■ Short task: Copy the data line for line, starting at the line containing "List all visible" and ending at the line containing "text-line: la pêche". Leave any pictures out of your copy.

■ Items:

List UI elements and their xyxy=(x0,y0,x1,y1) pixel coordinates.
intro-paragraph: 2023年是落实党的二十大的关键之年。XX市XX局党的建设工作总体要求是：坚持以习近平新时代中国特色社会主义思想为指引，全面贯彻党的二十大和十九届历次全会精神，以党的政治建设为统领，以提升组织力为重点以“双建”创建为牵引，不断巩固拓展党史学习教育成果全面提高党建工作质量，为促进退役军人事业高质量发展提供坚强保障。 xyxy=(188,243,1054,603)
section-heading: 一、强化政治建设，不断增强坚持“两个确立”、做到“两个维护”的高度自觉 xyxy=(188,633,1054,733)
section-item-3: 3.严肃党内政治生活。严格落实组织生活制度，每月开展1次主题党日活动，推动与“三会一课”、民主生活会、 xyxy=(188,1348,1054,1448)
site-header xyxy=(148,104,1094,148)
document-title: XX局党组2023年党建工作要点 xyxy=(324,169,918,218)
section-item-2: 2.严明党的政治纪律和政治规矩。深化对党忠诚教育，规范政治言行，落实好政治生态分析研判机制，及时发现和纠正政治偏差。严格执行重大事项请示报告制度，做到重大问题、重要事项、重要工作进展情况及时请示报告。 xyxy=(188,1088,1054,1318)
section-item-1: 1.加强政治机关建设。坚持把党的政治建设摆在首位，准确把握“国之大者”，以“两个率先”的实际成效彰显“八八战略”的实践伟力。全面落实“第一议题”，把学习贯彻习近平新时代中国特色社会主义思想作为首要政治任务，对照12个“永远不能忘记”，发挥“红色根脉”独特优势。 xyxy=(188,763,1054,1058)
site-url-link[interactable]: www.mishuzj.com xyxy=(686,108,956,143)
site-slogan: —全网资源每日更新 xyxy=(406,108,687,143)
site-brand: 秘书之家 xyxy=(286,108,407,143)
==
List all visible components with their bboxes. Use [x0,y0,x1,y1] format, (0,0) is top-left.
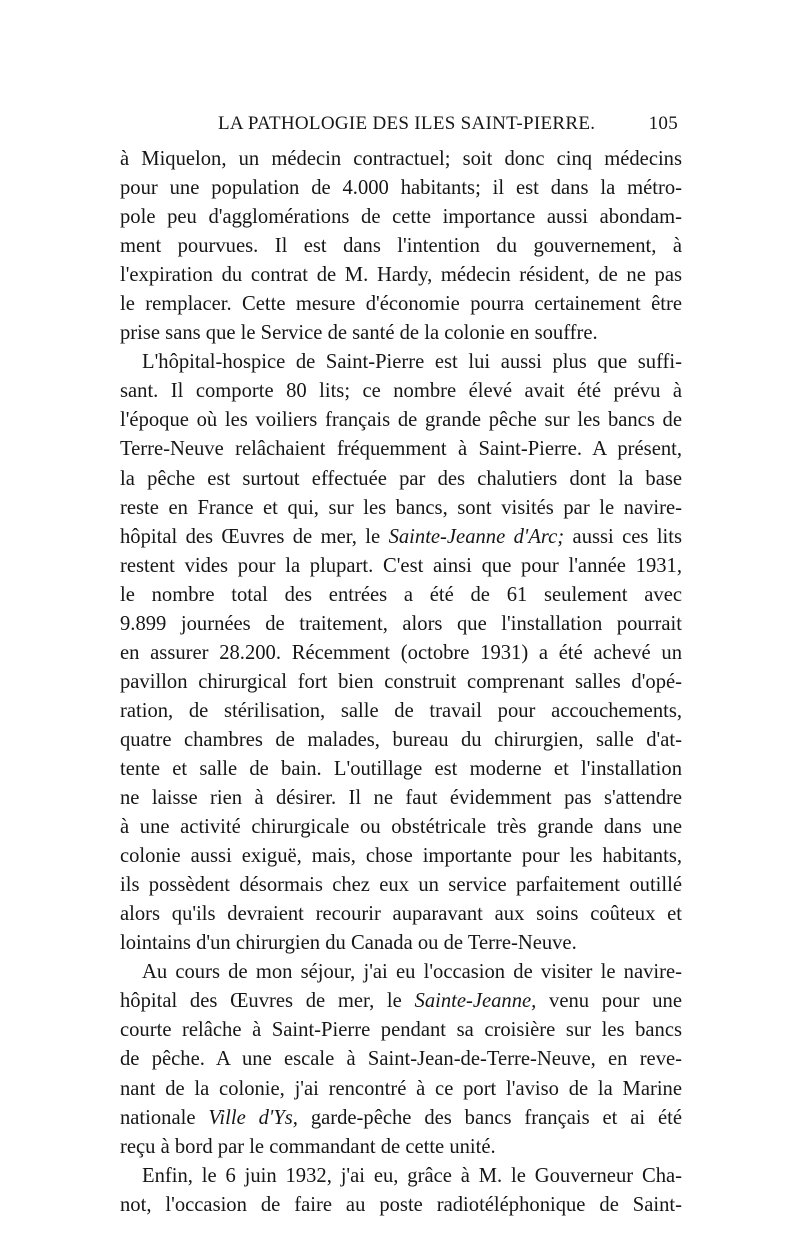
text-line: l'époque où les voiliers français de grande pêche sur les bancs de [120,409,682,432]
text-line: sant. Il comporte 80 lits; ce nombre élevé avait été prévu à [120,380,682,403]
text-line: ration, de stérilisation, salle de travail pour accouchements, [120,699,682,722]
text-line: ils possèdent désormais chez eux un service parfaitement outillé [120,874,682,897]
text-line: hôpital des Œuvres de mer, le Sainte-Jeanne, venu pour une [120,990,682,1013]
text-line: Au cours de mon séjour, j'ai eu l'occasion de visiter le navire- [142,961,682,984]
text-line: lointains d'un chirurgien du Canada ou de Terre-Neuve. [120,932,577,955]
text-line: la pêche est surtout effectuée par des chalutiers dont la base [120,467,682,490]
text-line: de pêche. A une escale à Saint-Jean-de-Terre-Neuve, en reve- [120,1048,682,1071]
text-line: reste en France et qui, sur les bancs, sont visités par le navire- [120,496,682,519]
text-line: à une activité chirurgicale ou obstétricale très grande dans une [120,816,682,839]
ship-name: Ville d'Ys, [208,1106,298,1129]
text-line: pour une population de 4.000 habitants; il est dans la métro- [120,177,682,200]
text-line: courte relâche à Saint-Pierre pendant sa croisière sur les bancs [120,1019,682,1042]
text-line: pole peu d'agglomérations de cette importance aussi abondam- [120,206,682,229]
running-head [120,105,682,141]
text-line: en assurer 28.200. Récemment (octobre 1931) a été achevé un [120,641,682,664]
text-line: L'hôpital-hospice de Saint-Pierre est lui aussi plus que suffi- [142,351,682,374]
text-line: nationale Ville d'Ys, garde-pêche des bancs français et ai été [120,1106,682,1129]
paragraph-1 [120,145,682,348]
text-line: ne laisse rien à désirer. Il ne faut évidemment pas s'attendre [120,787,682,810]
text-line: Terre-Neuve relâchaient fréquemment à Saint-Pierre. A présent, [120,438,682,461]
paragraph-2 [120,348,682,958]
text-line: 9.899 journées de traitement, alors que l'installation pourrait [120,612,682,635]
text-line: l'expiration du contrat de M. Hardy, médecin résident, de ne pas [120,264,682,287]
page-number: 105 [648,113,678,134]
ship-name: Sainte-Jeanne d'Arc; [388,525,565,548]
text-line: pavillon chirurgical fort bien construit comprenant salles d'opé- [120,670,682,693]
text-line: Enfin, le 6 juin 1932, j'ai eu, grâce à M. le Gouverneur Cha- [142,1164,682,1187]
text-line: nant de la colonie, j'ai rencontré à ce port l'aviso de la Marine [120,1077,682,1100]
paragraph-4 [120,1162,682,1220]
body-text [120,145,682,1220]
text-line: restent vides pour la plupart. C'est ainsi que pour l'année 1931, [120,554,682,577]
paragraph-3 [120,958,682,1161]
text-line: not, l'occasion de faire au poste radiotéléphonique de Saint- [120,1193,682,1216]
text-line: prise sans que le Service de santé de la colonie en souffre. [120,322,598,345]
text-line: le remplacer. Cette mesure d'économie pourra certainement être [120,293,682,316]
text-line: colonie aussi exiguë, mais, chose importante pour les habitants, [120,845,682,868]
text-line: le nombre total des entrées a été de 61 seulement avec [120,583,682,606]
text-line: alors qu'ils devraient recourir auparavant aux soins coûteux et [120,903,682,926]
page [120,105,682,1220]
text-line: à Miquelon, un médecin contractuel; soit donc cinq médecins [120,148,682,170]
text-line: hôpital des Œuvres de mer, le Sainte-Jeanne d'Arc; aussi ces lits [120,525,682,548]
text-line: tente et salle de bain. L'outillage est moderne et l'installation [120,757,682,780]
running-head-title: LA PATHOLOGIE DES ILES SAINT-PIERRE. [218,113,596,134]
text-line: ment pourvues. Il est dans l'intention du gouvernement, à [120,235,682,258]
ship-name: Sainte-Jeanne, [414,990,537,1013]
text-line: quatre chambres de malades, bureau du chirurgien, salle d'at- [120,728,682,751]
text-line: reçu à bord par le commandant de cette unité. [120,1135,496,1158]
--
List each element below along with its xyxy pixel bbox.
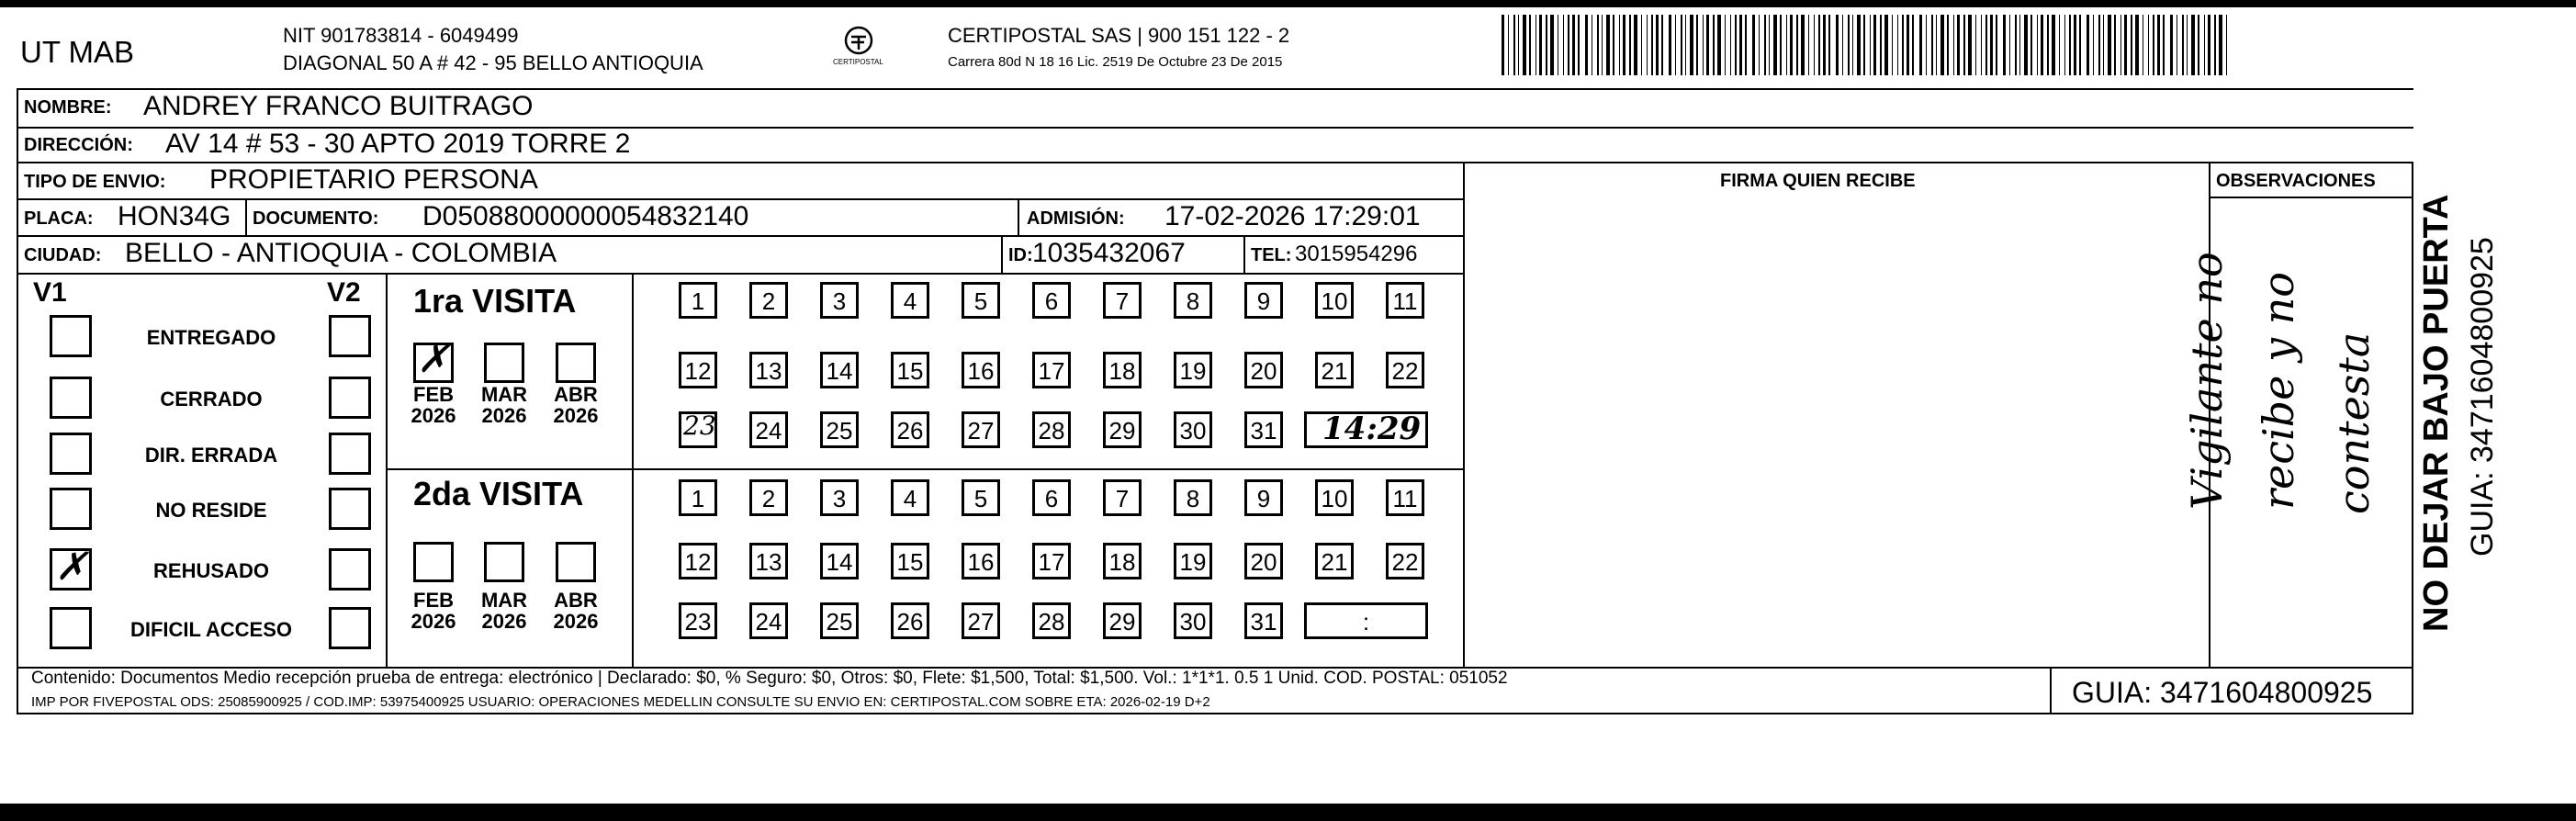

■ Exercise result:
List all visible components with their bboxes. Use [x0,y0,x1,y1] format, (0,0) is top-left.
text-line: l'époque où les voiliers français de grande pêche sur les bancs de [120,409,682,432]
text-line: sant. Il comporte 80 lits; ce nombre élevé avait été prévu à [120,380,682,403]
text-line: ration, de stérilisation, salle de travail pour accouchements, [120,699,682,722]
text-line: ils possèdent désormais chez eux un service parfaitement outillé [120,874,682,897]
text-line: hôpital des Œuvres de mer, le Sainte-Jeanne, venu pour une [120,990,682,1013]
text-line: Au cours de mon séjour, j'ai eu l'occasion de visiter le navire- [142,961,682,984]
text-line: lointains d'un chirurgien du Canada ou de Terre-Neuve. [120,932,577,955]
text-line: la pêche est surtout effectuée par des chalutiers dont la base [120,467,682,490]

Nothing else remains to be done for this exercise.